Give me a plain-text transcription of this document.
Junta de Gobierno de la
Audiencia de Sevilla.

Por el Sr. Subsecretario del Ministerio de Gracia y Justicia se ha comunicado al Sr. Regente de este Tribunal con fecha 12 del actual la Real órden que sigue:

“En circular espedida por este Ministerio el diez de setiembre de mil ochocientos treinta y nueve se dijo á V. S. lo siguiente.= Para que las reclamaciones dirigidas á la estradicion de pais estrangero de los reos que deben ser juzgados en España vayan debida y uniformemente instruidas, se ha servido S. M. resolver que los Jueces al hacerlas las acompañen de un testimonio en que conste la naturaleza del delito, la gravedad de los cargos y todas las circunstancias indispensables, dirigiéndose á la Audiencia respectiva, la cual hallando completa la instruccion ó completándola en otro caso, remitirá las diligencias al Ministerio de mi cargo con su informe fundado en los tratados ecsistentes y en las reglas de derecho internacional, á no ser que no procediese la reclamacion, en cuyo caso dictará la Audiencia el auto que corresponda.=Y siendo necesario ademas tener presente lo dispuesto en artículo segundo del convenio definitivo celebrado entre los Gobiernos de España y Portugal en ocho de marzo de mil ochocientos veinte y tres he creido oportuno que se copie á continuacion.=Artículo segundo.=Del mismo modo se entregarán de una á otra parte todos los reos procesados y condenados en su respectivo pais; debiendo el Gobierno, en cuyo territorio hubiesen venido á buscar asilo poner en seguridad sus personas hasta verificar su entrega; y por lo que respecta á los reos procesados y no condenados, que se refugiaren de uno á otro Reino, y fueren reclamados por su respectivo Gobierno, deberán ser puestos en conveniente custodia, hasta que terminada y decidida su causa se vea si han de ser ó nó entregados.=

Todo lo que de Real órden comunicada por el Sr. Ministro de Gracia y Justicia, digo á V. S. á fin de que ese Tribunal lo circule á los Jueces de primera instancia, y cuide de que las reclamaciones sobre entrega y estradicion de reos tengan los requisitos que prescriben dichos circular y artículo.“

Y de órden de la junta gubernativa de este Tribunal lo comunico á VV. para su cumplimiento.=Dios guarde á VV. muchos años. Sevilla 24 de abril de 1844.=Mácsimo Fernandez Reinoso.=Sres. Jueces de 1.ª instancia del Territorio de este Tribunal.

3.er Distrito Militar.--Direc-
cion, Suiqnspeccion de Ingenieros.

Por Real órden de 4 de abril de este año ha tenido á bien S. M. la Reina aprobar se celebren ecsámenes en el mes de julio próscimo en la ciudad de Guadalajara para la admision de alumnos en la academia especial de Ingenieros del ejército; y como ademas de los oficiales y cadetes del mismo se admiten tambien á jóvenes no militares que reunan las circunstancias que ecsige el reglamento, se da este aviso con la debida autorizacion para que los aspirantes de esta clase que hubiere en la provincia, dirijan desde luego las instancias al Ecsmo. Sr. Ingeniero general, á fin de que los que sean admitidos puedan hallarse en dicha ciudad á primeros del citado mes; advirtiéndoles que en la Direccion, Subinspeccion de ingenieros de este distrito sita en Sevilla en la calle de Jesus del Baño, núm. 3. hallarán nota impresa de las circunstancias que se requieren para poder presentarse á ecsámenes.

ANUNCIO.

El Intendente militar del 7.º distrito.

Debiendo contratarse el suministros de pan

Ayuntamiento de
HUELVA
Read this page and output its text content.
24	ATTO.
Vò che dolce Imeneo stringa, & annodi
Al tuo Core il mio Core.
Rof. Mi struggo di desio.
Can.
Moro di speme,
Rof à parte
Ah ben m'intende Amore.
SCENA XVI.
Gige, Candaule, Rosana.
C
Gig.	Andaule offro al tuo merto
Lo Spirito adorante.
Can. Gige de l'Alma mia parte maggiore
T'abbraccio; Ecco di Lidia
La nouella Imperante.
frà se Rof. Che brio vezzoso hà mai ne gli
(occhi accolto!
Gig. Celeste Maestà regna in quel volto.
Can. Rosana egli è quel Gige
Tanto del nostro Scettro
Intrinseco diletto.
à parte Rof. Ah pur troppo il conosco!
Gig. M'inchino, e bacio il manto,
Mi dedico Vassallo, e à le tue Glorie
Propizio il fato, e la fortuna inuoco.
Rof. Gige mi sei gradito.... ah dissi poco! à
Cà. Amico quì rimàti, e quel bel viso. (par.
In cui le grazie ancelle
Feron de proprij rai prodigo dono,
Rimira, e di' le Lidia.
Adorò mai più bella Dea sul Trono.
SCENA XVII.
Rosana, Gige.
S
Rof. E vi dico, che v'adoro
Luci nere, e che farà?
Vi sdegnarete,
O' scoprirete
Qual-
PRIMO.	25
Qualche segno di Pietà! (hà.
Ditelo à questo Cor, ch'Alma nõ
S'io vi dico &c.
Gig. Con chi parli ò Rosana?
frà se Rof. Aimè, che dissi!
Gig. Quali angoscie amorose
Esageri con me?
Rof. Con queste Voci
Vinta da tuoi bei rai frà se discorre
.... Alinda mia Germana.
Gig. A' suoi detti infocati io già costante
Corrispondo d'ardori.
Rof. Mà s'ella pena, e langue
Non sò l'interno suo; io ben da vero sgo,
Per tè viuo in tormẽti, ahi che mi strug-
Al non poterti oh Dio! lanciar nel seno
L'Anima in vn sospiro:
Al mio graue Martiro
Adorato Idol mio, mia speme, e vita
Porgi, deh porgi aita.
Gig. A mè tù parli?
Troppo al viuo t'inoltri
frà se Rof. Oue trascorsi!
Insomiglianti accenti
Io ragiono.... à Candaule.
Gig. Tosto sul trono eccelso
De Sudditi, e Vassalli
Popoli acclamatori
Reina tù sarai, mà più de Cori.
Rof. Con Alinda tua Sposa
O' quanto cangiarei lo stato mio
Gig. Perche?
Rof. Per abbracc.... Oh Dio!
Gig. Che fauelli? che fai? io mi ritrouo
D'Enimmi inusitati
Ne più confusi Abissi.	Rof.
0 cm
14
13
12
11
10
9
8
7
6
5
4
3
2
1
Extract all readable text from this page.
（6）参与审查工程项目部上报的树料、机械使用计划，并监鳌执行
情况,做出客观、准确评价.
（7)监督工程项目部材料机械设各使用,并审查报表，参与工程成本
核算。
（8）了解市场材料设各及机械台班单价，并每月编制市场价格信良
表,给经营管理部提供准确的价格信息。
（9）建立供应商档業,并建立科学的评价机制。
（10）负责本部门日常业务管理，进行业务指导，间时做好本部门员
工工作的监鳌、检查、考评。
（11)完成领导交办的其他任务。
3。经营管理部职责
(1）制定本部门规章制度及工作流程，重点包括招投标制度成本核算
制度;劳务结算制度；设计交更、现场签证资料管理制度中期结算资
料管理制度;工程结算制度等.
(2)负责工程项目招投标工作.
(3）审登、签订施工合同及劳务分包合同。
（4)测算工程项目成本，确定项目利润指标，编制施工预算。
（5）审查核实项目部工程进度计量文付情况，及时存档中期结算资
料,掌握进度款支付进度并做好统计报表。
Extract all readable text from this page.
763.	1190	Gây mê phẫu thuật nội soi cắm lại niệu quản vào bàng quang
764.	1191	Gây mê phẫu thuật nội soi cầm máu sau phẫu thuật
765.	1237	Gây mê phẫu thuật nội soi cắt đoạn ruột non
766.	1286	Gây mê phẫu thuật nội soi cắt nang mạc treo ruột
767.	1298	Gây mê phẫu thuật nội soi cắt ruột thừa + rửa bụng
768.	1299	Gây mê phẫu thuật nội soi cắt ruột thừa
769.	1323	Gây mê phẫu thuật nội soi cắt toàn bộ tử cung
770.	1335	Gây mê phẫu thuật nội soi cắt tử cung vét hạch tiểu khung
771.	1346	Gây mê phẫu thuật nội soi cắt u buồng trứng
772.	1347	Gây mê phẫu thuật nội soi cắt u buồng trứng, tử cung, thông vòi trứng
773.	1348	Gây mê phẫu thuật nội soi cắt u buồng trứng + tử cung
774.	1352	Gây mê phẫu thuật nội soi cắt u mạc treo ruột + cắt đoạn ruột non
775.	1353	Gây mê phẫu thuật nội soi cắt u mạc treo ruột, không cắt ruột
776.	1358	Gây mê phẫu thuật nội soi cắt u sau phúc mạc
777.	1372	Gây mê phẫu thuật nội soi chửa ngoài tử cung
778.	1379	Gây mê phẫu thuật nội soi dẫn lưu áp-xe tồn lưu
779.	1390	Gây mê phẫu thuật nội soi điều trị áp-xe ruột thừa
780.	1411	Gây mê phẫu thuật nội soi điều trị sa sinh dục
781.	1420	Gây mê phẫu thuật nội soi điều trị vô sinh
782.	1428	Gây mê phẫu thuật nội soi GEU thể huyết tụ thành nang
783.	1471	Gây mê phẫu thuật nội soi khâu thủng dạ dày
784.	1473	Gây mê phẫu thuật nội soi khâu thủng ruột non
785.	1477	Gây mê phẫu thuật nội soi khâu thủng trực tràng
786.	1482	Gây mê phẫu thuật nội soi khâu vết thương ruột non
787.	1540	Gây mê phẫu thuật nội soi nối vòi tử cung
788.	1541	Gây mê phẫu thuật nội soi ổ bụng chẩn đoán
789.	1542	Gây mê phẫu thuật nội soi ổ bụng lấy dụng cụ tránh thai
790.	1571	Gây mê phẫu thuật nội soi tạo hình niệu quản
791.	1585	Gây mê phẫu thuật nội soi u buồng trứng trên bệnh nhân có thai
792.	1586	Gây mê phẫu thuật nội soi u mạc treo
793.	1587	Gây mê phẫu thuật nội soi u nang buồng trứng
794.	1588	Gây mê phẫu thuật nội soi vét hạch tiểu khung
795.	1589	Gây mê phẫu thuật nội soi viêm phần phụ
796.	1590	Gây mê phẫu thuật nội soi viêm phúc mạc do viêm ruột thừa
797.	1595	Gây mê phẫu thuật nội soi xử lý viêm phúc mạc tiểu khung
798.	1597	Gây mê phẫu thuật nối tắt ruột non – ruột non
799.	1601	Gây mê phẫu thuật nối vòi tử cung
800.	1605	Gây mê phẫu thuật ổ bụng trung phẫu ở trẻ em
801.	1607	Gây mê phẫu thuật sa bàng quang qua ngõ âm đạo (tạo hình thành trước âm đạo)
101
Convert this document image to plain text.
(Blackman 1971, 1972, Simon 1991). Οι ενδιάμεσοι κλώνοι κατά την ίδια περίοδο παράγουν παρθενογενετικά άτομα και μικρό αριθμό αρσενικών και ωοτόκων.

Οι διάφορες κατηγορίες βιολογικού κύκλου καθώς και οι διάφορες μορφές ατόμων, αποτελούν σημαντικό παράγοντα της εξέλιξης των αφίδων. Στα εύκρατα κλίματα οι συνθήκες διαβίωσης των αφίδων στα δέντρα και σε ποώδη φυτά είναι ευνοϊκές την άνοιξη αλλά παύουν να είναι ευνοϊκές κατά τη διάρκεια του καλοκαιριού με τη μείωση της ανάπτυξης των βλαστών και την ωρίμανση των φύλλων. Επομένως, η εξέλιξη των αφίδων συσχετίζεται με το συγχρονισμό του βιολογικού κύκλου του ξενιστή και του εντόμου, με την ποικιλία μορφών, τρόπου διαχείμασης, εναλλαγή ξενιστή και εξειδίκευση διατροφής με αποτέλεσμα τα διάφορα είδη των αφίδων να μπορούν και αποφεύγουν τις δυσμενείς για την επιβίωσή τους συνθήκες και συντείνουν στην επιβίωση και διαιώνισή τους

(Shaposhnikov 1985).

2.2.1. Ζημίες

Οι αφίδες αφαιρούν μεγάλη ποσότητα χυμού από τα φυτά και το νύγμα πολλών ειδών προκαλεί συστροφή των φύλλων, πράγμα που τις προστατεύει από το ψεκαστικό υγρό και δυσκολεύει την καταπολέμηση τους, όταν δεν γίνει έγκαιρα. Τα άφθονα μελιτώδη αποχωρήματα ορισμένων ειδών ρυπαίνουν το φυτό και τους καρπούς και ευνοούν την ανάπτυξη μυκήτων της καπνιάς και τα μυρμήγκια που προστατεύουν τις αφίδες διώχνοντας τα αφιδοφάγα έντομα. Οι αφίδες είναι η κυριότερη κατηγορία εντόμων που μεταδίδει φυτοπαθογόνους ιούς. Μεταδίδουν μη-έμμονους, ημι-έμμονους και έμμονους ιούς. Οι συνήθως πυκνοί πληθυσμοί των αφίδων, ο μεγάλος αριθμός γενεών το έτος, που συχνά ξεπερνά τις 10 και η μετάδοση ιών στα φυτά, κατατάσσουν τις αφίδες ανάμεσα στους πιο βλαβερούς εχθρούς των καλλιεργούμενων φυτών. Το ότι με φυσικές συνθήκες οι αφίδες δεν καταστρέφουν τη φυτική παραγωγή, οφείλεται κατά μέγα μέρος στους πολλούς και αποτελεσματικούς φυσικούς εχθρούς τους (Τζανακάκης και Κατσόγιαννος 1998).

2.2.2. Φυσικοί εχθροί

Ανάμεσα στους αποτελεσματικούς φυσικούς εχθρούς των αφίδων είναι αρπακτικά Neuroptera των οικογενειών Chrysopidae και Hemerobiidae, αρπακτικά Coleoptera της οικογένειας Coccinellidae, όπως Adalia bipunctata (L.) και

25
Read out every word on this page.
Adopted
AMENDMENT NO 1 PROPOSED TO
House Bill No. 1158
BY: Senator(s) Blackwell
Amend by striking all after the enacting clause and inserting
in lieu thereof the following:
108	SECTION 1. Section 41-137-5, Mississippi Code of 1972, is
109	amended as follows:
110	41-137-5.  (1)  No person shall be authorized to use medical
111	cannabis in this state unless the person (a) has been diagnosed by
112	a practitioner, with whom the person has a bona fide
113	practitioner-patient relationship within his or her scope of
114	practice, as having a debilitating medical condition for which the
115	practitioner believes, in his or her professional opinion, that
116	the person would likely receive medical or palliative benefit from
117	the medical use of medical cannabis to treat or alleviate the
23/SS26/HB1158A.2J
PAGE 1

____________________

- _The exercise_
Give only the number of lines in the listing above that include the string "nang".

- _Solution_
3